Start

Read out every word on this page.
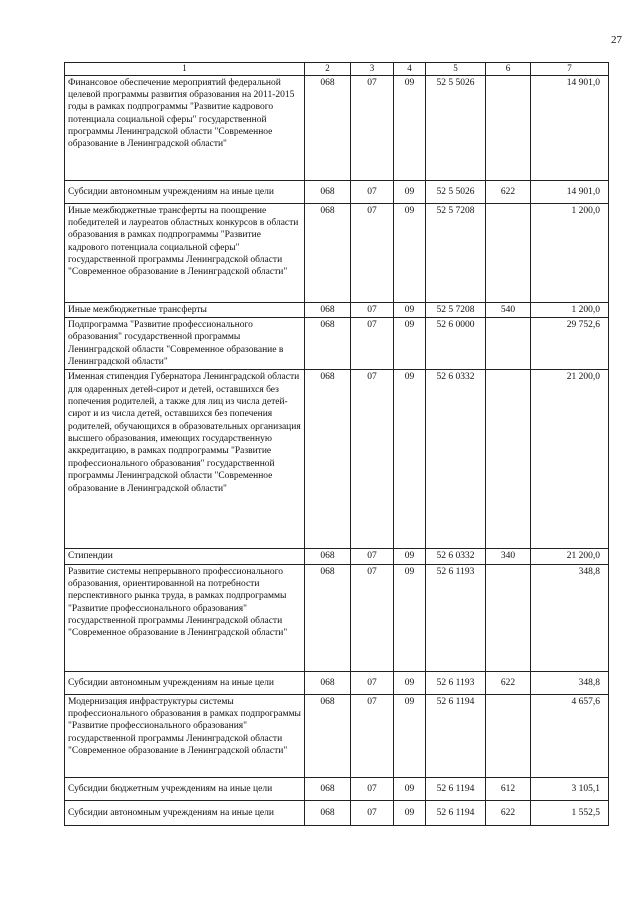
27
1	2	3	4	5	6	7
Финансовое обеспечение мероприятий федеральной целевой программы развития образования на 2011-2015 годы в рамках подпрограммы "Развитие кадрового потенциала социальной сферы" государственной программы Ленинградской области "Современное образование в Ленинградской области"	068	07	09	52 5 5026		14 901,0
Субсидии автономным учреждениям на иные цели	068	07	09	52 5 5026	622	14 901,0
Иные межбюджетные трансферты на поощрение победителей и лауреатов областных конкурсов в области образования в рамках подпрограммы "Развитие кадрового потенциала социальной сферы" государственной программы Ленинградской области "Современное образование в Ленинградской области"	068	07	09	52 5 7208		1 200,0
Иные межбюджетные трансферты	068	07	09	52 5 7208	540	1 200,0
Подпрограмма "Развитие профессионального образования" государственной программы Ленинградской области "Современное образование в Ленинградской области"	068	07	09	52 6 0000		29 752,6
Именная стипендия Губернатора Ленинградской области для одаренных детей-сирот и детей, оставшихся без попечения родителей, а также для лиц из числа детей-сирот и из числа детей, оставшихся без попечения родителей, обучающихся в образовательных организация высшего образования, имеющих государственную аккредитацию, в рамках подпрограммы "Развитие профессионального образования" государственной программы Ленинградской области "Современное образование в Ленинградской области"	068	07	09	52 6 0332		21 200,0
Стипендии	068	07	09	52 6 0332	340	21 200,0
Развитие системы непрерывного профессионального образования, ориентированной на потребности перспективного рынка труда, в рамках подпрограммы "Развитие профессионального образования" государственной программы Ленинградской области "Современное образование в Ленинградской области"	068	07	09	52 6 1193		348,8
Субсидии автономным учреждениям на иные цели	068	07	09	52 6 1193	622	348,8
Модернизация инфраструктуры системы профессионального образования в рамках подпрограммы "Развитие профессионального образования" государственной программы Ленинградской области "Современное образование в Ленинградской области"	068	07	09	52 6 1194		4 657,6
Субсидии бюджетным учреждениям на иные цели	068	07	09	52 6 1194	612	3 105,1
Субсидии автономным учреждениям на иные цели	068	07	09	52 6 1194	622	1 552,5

End

--- What you should do ---
Restate the listing above word for word, and skip the pictures.

--- Problem solution ---
Read out every word on this page.
27
1	2	3	4	5	6	7
Финансовое обеспечение мероприятий федеральной целевой программы развития образования на 2011-2015 годы в рамках подпрограммы "Развитие кадрового потенциала социальной сферы" государственной программы Ленинградской области "Современное образование в Ленинградской области"	068	07	09	52 5 5026		14 901,0
Субсидии автономным учреждениям на иные цели	068	07	09	52 5 5026	622	14 901,0
Иные межбюджетные трансферты на поощрение победителей и лауреатов областных конкурсов в области образования в рамках подпрограммы "Развитие кадрового потенциала социальной сферы" государственной программы Ленинградской области "Современное образование в Ленинградской области"	068	07	09	52 5 7208		1 200,0
Иные межбюджетные трансферты	068	07	09	52 5 7208	540	1 200,0
Подпрограмма "Развитие профессионального образования" государственной программы Ленинградской области "Современное образование в Ленинградской области"	068	07	09	52 6 0000		29 752,6
Именная стипендия Губернатора Ленинградской области для одаренных детей-сирот и детей, оставшихся без попечения родителей, а также для лиц из числа детей-сирот и из числа детей, оставшихся без попечения родителей, обучающихся в образовательных организация высшего образования, имеющих государственную аккредитацию, в рамках подпрограммы "Развитие профессионального образования" государственной программы Ленинградской области "Современное образование в Ленинградской области"	068	07	09	52 6 0332		21 200,0
Стипендии	068	07	09	52 6 0332	340	21 200,0
Развитие системы непрерывного профессионального образования, ориентированной на потребности перспективного рынка труда, в рамках подпрограммы "Развитие профессионального образования" государственной программы Ленинградской области "Современное образование в Ленинградской области"	068	07	09	52 6 1193		348,8
Субсидии автономным учреждениям на иные цели	068	07	09	52 6 1193	622	348,8
Модернизация инфраструктуры системы профессионального образования в рамках подпрограммы "Развитие профессионального образования" государственной программы Ленинградской области "Современное образование в Ленинградской области"	068	07	09	52 6 1194		4 657,6
Субсидии бюджетным учреждениям на иные цели	068	07	09	52 6 1194	612	3 105,1
Субсидии автономным учреждениям на иные цели	068	07	09	52 6 1194	622	1 552,5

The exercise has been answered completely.